» Exercise brief:
In the records that follow, locate every line with "προπαροξύτονα" and extract it.

» Information provided:

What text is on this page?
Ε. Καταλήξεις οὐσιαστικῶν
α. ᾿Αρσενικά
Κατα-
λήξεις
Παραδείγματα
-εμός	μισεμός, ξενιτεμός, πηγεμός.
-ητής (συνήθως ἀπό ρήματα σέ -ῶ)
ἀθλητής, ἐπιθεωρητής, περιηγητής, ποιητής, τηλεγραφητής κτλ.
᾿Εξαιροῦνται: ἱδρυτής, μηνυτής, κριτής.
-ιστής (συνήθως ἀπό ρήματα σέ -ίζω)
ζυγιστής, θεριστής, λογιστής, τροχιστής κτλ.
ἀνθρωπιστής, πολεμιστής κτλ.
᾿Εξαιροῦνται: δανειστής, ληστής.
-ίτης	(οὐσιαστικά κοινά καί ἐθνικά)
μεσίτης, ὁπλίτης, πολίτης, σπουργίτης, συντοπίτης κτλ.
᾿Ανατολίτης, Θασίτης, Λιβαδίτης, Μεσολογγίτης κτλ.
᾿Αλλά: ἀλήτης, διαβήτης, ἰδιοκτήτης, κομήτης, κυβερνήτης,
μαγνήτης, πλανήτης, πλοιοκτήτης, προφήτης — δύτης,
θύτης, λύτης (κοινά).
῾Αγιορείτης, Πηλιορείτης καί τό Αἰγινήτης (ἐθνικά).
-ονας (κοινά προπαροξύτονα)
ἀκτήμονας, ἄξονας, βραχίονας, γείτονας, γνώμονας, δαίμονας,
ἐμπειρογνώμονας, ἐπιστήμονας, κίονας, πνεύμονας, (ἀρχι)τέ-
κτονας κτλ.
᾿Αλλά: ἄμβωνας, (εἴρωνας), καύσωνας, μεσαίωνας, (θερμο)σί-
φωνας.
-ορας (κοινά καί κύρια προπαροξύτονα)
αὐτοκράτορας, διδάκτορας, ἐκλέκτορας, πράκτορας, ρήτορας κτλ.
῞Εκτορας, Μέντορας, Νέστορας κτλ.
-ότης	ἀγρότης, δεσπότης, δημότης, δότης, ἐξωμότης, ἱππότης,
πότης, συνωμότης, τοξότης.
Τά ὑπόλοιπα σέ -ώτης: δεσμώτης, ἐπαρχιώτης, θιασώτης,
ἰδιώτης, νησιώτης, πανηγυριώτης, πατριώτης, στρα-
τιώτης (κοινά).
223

» Response to this task:
-ονας (κοινά προπαροξύτονα)
-ορας (κοινά καί κύρια προπαροξύτονα)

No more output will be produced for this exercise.